Your instructions: Gather every line holding the string "人工移植乔木".

Excerpted records:
§

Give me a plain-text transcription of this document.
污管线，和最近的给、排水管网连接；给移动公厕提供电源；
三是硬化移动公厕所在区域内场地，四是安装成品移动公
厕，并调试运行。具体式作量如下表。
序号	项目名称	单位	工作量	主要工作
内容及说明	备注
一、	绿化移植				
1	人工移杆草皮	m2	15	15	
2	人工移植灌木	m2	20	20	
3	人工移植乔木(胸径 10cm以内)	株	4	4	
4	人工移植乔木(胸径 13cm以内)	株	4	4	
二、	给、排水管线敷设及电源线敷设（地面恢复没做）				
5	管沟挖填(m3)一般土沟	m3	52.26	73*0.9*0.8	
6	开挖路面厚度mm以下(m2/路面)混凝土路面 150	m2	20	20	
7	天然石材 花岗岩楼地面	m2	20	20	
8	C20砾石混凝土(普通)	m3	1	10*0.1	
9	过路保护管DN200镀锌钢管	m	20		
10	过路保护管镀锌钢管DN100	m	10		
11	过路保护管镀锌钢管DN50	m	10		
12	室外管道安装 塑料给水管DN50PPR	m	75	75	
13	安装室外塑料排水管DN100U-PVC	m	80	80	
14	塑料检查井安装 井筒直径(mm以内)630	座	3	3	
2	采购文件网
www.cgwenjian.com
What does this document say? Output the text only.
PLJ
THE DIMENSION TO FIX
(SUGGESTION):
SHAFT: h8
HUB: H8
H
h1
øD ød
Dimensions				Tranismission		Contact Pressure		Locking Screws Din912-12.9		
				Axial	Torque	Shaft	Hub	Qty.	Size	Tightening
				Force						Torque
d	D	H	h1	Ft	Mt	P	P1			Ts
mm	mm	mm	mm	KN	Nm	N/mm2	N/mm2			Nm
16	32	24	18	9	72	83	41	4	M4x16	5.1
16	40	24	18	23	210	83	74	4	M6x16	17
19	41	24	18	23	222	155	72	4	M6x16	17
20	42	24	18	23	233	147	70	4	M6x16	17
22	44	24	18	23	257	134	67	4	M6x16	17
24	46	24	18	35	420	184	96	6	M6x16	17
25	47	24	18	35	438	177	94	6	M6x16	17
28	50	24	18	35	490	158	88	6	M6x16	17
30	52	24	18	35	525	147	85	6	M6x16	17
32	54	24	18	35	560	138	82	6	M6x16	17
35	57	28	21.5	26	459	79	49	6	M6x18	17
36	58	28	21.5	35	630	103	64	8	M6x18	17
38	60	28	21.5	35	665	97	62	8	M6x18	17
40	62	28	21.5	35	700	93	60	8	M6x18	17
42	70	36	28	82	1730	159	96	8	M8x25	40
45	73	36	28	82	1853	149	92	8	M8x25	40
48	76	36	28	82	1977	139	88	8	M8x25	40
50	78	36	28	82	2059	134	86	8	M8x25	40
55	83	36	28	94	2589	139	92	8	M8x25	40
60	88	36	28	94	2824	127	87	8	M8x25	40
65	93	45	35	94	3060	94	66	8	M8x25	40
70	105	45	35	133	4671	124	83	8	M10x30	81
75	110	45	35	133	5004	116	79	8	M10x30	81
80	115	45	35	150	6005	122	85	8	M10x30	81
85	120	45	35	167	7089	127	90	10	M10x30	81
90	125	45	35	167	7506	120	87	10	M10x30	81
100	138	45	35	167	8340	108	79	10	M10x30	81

§

Exercise result:
3	人工移植乔木(胸径 10cm以内)	株	4	4	
4	人工移植乔木(胸径 13cm以内)	株	4	4	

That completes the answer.